WHAT THE EXERCISE ASKS. Transcribe the data in full and exactly, omitting any pictures.
'''
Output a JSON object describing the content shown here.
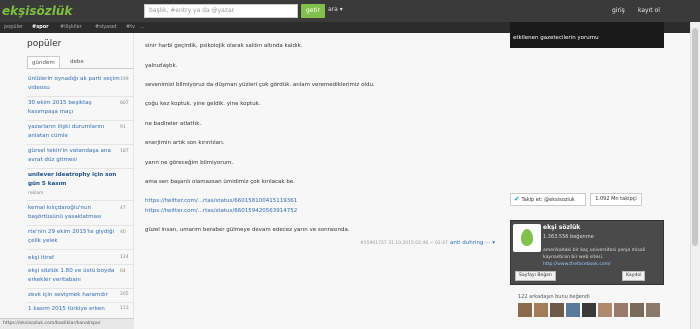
{
  "header": {
    "logo": "ekşisözlük",
    "search_placeholder": "başlık, #entry ya da @yazar",
    "search_button": "getir",
    "ara_label": "ara ▾",
    "login": "giriş",
    "register": "kayıt ol"
  },
  "nav": [
    "popüler",
    "#spor",
    "#ilişkiler",
    "#siyaset",
    "#tv",
    "..."
  ],
  "sidebar": {
    "title": "popüler",
    "tabs": [
      "gündem",
      "debe"
    ],
    "topics": [
      {
        "text": "ünlülerin oynadığı ak parti seçim videosu",
        "count": "199"
      },
      {
        "text": "30 ekim 2015 beşiktaş kasımpaşa maçı",
        "count": "607"
      },
      {
        "text": "yazarların ilişki durumlarını anlatan cümle",
        "count": "91"
      },
      {
        "text": "gürsel tekin'in vatandaşa ana avrat düz gitmesi",
        "count": "187"
      },
      {
        "text": "unilever ideatrophy için son gün 5 kasım",
        "sub": "reklam",
        "count": ""
      },
      {
        "text": "kemal kılıçdaroğlu'nun başörtüsünü yasaklatması",
        "count": "47"
      },
      {
        "text": "rte'nin 29 ekim 2015'te giydiği çelik yelek",
        "count": "40"
      },
      {
        "text": "ekşi itiraf",
        "count": "124"
      },
      {
        "text": "ekşi sözlük 1.80 ve üstü boyda erkekler veritabanı",
        "count": "64"
      },
      {
        "text": "zevk için sevişmek haramdır",
        "count": "205"
      },
      {
        "text": "1 kasım 2015 türkiye erken",
        "count": "113"
      }
    ]
  },
  "content": {
    "lines": [
      "sinir harbi geçirdik, psikolojik olarak saldırı altında kaldık.",
      "yalnızlaştık.",
      "sevenimizi bilmiyoruz da düşman yüzleri çok gördük. anlam veremediklerimiz oldu.",
      "çoğu kez koptuk. yine geldik. yine koptuk.",
      "ne badireler atlattık.",
      "enerjimin artık son kırıntıları.",
      "yarın ne göreceğim bilmiyorum.",
      "ama sen başarılı olamazsan ümidimiz çok kırılacak be."
    ],
    "links": [
      "https://twitter.com/...rtas/status/660158100415119361",
      "https://twitter.com/...rtas/status/660159420563914752"
    ],
    "closing": "güzel insan, umarım beraber gülmeye devam edecez yarın ve sonrasında.",
    "meta": "#55901727 31.10.2015 02:46 ~ 02:47",
    "author": "anti duhring ··· ▾"
  },
  "right": {
    "top_block": "etkilenen gazetecilerin yorumu",
    "twitter_follow": "Takip et: @eksisozluk",
    "followers": "1.092 Mn takipçi",
    "fb_name": "ekşi sözlük",
    "fb_likes": "1.363.556 beğenme",
    "fb_post": "amerikadaki bir kaç universitesi yonja misali kaynastiran bir web sitesi.",
    "fb_link": "http://www.thefacebook.com/",
    "fb_like_btn": "Sayfayı Beğen",
    "fb_share_btn": "Kaydol",
    "fb_friends": "122 arkadaşın bunu beğendi"
  },
  "status_url": "https://eksisozluk.com/basliklar/kanal/spor",
  "colors": {
    "accent": "#81c14b",
    "link": "#2e6db4",
    "header": "#3a3a3a"
  }
}
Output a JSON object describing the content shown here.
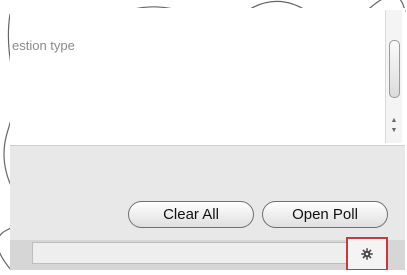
'''
EXPECTED OUTPUT.
Output a JSON object describing the content shown here.
{
  "header": {
    "logo": "ekşisözlük",
    "search_placeholder": "başlık, #entry ya da @yazar",
    "search_button": "getir",
    "ara_label": "ara ▾",
    "login": "giriş",
    "register": "kayıt ol"
  },
  "nav": [
    "popüler",
    "#spor",
    "#ilişkiler",
    "#siyaset",
    "#tv",
    "..."
  ],
  "sidebar": {
    "title": "popüler",
    "tabs": [
      "gündem",
      "debe"
    ],
    "topics": [
      {
        "text": "ünlülerin oynadığı ak parti seçim videosu",
        "count": "199"
      },
      {
        "text": "30 ekim 2015 beşiktaş kasımpaşa maçı",
        "count": "607"
      },
      {
        "text": "yazarların ilişki durumlarını anlatan cümle",
        "count": "91"
      },
      {
        "text": "gürsel tekin'in vatandaşa ana avrat düz gitmesi",
        "count": "187"
      },
      {
        "text": "unilever ideatrophy için son gün 5 kasım",
        "sub": "reklam",
        "count": ""
      },
      {
        "text": "kemal kılıçdaroğlu'nun başörtüsünü yasaklatması",
        "count": "47"
      },
      {
        "text": "rte'nin 29 ekim 2015'te giydiği çelik yelek",
        "count": "40"
      },
      {
        "text": "ekşi itiraf",
        "count": "124"
      },
      {
        "text": "ekşi sözlük 1.80 ve üstü boyda erkekler veritabanı",
        "count": "64"
      },
      {
        "text": "zevk için sevişmek haramdır",
        "count": "205"
      },
      {
        "text": "1 kasım 2015 türkiye erken",
        "count": "113"
      }
    ]
  },
  "content": {
    "lines": [
      "sinir harbi geçirdik, psikolojik olarak saldırı altında kaldık.",
      "yalnızlaştık.",
      "sevenimizi bilmiyoruz da düşman yüzleri çok gördük. anlam veremediklerimiz oldu.",
      "çoğu kez koptuk. yine geldik. yine koptuk.",
      "ne badireler atlattık.",
      "enerjimin artık son kırıntıları.",
      "yarın ne göreceğim bilmiyorum.",
      "ama sen başarılı olamazsan ümidimiz çok kırılacak be."
    ],
    "links": [
      "https://twitter.com/...rtas/status/660158100415119361",
      "https://twitter.com/...rtas/status/660159420563914752"
    ],
    "closing": "güzel insan, umarım beraber gülmeye devam edecez yarın ve sonrasında.",
    "meta": "#55901727 31.10.2015 02:46 ~ 02:47",
    "author": "anti duhring ··· ▾"
  },
  "right": {
    "top_block": "etkilenen gazetecilerin yorumu",
    "twitter_follow": "Takip et: @eksisozluk",
    "followers": "1.092 Mn takipçi",
    "fb_name": "ekşi sözlük",
    "fb_likes": "1.363.556 beğenme",
    "fb_post": "amerikadaki bir kaç universitesi yonja misali kaynastiran bir web sitesi.",
    "fb_link": "http://www.thefacebook.com/",
    "fb_like_btn": "Sayfayı Beğen",
    "fb_share_btn": "Kaydol",
    "fb_friends": "122 arkadaşın bunu beğendi"
  },
  "status_url": "https://eksisozluk.com/basliklar/kanal/spor",
  "colors": {
    "accent": "#81c14b",
    "link": "#2e6db4",
    "header": "#3a3a3a"
  }
}
Output a JSON object describing the content shown here.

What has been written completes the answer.